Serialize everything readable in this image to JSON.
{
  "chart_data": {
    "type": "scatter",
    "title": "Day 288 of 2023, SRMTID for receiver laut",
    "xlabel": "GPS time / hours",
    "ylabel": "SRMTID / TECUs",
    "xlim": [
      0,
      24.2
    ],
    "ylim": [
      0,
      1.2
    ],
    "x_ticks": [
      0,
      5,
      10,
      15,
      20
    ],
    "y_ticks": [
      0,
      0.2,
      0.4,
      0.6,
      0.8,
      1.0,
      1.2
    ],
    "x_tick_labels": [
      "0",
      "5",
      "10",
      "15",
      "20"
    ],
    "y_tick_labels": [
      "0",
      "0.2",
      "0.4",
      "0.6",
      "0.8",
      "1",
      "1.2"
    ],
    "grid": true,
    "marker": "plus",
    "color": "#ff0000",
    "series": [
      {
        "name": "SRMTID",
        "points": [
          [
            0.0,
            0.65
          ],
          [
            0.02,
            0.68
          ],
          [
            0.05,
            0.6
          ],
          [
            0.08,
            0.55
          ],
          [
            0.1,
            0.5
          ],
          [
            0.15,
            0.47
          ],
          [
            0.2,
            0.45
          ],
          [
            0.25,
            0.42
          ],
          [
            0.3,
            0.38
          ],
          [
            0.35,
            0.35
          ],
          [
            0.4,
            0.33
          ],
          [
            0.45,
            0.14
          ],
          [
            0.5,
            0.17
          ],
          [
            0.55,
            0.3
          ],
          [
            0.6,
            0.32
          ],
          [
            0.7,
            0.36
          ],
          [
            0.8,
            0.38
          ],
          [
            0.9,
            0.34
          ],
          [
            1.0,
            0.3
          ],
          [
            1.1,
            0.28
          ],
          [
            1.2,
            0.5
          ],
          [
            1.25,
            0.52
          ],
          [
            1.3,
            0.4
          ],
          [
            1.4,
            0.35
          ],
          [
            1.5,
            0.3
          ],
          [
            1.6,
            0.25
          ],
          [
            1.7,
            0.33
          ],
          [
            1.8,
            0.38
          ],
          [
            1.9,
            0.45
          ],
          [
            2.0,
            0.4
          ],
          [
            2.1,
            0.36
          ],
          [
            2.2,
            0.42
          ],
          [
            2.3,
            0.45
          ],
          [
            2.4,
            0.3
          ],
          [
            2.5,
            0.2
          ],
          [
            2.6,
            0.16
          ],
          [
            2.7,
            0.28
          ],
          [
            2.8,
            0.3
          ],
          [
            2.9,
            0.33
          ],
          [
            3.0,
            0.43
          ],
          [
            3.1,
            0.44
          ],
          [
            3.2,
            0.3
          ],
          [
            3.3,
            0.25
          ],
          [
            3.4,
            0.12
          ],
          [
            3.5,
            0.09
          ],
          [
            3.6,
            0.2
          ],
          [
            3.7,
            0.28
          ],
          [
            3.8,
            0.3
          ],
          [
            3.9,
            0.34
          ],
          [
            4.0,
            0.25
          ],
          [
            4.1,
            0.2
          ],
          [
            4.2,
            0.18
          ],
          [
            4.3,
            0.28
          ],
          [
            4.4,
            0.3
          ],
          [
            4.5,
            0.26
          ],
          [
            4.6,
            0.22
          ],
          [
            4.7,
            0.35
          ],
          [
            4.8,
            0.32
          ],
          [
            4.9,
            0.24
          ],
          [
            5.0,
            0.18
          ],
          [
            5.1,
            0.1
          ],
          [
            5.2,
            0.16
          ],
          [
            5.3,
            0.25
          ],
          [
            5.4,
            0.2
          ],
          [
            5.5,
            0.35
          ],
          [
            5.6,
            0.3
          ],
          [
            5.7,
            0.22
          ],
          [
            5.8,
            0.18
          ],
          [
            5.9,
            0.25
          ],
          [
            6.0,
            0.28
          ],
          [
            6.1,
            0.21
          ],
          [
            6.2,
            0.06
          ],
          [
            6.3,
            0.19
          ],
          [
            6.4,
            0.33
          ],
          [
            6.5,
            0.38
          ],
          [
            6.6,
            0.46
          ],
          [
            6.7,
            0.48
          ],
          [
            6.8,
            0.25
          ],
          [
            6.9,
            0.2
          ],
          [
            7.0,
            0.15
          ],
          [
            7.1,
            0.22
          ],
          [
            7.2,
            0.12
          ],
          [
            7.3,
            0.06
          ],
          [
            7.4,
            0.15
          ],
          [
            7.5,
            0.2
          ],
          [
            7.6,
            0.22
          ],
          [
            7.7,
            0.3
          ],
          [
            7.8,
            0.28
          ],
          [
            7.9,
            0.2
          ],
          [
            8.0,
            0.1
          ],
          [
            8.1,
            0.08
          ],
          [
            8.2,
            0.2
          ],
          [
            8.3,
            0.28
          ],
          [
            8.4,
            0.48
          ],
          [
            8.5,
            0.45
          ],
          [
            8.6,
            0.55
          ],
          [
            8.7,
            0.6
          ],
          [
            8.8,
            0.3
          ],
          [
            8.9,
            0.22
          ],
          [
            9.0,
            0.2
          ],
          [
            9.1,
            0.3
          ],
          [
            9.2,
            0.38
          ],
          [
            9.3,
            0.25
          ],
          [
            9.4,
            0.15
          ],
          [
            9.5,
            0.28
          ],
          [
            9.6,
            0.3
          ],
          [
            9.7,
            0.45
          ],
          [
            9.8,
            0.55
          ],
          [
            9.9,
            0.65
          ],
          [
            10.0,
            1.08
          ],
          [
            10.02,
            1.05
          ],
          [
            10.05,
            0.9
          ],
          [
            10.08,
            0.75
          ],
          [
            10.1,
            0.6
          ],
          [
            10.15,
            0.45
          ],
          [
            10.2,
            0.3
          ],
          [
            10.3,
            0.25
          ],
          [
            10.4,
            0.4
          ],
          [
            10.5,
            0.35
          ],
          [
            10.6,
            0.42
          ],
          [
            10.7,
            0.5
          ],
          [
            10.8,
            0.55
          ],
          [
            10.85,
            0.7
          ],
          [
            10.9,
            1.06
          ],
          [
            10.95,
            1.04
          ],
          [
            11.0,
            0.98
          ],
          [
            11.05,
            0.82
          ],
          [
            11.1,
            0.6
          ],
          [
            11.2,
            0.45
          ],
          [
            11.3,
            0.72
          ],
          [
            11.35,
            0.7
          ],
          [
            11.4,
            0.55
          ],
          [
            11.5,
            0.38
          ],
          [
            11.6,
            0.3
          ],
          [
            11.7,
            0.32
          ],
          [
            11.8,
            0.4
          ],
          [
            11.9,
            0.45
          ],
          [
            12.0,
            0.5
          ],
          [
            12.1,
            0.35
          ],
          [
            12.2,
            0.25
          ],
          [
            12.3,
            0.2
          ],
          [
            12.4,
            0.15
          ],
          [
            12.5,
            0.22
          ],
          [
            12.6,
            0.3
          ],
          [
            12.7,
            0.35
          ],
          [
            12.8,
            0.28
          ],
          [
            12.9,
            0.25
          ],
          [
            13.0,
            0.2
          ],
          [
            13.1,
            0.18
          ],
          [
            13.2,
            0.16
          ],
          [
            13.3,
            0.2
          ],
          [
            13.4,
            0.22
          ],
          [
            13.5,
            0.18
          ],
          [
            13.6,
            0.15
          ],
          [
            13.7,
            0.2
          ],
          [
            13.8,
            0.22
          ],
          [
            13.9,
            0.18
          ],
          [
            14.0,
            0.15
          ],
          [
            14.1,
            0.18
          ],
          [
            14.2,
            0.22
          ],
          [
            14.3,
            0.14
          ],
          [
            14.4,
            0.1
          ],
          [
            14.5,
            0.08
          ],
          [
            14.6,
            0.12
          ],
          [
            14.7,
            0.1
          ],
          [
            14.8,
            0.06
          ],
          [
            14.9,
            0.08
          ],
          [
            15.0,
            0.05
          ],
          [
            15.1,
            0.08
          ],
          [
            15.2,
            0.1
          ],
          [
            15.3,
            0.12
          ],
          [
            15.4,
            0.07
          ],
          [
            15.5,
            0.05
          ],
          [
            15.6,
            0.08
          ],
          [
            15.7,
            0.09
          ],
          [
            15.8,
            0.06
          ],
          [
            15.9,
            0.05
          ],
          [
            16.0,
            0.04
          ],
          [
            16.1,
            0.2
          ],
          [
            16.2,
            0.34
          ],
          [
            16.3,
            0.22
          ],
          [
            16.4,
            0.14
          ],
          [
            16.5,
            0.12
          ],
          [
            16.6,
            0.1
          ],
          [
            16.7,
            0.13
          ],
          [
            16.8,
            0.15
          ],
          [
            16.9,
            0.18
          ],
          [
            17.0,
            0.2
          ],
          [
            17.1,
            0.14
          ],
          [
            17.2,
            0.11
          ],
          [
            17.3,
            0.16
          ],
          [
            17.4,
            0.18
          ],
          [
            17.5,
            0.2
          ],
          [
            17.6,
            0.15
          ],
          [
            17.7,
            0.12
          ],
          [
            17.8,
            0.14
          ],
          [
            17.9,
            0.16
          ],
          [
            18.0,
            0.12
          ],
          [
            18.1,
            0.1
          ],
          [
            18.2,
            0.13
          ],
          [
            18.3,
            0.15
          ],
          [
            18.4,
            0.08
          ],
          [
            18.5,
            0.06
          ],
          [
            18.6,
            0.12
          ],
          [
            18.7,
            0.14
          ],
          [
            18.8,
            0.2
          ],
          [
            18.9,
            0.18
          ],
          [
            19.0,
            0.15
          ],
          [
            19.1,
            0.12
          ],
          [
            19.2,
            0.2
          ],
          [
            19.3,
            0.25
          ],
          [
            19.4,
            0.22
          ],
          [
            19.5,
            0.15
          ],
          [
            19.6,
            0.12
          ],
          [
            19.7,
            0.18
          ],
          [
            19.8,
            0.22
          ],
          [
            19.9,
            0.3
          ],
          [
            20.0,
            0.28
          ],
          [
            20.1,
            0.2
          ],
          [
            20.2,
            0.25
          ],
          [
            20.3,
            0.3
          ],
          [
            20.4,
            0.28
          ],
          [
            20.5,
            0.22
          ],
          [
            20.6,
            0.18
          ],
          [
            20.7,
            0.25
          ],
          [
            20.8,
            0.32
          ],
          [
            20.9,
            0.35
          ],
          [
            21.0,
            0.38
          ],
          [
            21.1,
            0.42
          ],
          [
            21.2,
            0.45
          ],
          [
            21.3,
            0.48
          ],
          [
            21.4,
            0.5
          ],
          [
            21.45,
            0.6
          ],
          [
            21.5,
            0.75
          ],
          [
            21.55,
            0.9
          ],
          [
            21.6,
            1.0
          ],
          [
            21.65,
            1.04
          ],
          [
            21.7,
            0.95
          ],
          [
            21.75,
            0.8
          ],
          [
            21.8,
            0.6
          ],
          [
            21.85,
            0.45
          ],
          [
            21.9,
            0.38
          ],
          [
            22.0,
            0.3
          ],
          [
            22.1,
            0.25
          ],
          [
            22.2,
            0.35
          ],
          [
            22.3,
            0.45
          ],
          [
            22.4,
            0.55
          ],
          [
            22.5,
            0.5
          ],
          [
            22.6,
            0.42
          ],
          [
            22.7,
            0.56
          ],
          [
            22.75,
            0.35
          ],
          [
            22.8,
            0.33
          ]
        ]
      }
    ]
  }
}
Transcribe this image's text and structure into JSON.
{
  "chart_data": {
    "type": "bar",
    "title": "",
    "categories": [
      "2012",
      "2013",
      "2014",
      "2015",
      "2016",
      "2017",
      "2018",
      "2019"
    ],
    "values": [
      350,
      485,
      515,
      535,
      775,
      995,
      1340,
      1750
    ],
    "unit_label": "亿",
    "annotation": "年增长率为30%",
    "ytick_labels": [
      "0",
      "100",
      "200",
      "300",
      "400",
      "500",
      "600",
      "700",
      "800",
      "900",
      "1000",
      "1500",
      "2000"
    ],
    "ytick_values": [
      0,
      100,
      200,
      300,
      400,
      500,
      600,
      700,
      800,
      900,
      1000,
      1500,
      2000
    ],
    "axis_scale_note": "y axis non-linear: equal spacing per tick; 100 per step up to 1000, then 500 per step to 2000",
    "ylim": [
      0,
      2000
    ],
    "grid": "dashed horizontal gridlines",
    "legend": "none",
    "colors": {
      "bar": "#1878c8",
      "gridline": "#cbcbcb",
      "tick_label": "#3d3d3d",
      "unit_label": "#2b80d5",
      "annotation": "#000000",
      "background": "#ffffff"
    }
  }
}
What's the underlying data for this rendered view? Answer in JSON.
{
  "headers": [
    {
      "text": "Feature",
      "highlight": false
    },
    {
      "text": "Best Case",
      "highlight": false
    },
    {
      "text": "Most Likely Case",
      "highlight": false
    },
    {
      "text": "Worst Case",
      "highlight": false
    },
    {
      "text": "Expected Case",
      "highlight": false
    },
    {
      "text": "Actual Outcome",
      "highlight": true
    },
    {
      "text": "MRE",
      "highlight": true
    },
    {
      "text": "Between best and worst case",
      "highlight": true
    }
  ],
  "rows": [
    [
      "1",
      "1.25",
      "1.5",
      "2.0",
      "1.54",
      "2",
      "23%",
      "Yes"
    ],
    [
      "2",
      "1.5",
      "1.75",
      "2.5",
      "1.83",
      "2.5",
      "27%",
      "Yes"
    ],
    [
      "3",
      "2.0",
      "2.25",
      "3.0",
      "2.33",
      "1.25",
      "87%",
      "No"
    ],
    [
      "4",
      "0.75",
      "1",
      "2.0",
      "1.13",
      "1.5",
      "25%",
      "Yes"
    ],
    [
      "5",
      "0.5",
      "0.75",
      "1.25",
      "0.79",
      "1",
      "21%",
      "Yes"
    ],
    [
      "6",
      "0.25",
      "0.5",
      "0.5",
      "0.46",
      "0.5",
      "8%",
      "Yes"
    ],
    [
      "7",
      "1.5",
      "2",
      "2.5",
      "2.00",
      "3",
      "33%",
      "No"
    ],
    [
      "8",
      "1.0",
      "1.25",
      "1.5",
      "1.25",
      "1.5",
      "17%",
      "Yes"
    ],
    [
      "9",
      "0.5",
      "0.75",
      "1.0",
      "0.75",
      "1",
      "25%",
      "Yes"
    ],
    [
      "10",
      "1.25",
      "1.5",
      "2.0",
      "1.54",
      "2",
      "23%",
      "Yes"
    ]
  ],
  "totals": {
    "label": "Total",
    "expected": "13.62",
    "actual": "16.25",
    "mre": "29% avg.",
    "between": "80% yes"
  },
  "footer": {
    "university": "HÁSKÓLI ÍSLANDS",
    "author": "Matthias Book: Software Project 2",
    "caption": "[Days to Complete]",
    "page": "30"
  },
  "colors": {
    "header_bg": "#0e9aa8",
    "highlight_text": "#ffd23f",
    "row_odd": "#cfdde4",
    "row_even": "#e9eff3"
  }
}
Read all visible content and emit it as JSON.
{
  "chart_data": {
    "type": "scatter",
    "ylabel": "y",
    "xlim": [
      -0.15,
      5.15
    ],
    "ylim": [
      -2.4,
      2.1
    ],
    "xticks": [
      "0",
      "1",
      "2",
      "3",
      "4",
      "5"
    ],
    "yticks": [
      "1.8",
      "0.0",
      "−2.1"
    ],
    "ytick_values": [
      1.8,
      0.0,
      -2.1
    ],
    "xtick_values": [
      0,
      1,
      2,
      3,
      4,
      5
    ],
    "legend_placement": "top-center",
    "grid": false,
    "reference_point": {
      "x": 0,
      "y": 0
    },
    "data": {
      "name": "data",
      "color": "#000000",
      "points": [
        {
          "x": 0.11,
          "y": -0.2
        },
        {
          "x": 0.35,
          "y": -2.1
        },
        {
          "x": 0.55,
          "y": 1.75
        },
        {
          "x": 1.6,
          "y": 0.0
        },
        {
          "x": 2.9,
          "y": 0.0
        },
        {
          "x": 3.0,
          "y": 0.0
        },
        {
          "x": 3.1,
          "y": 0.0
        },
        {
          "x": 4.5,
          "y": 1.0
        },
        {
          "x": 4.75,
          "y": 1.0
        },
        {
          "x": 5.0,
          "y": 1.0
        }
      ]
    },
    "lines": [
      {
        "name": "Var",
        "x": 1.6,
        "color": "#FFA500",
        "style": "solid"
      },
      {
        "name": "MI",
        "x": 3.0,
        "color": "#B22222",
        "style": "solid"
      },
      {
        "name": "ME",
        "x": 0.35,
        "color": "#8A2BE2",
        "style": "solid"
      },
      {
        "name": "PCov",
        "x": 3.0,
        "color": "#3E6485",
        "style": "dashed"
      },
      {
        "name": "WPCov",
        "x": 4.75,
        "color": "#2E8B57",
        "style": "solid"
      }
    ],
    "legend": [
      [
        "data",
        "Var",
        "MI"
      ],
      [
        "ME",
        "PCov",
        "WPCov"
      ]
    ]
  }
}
== == ==
Copy only the stretch running from the line containing "Read all visible content and emit it as JSON." to the final line of the entries, both ends included, exactly as it stands.

* _WRITTEN SOLUTION_
Read all visible content and emit it as JSON.
{
  "chart_data": {
    "type": "scatter",
    "ylabel": "y",
    "xlim": [
      -0.15,
      5.15
    ],
    "ylim": [
      -2.4,
      2.1
    ],
    "xticks": [
      "0",
      "1",
      "2",
      "3",
      "4",
      "5"
    ],
    "yticks": [
      "1.8",
      "0.0",
      "−2.1"
    ],
    "ytick_values": [
      1.8,
      0.0,
      -2.1
    ],
    "xtick_values": [
      0,
      1,
      2,
      3,
      4,
      5
    ],
    "legend_placement": "top-center",
    "grid": false,
    "reference_point": {
      "x": 0,
      "y": 0
    },
    "data": {
      "name": "data",
      "color": "#000000",
      "points": [
        {
          "x": 0.11,
          "y": -0.2
        },
        {
          "x": 0.35,
          "y": -2.1
        },
        {
          "x": 0.55,
          "y": 1.75
        },
        {
          "x": 1.6,
          "y": 0.0
        },
        {
          "x": 2.9,
          "y": 0.0
        },
        {
          "x": 3.0,
          "y": 0.0
        },
        {
          "x": 3.1,
          "y": 0.0
        },
        {
          "x": 4.5,
          "y": 1.0
        },
        {
          "x": 4.75,
          "y": 1.0
        },
        {
          "x": 5.0,
          "y": 1.0
        }
      ]
    },
    "lines": [
      {
        "name": "Var",
        "x": 1.6,
        "color": "#FFA500",
        "style": "solid"
      },
      {
        "name": "MI",
        "x": 3.0,
        "color": "#B22222",
        "style": "solid"
      },
      {
        "name": "ME",
        "x": 0.35,
        "color": "#8A2BE2",
        "style": "solid"
      },
      {
        "name": "PCov",
        "x": 3.0,
        "color": "#3E6485",
        "style": "dashed"
      },
      {
        "name": "WPCov",
        "x": 4.75,
        "color": "#2E8B57",
        "style": "solid"
      }
    ],
    "legend": [
      [
        "data",
        "Var",
        "MI"
      ],
      [
        "ME",
        "PCov",
        "WPCov"
      ]
    ]
  }
}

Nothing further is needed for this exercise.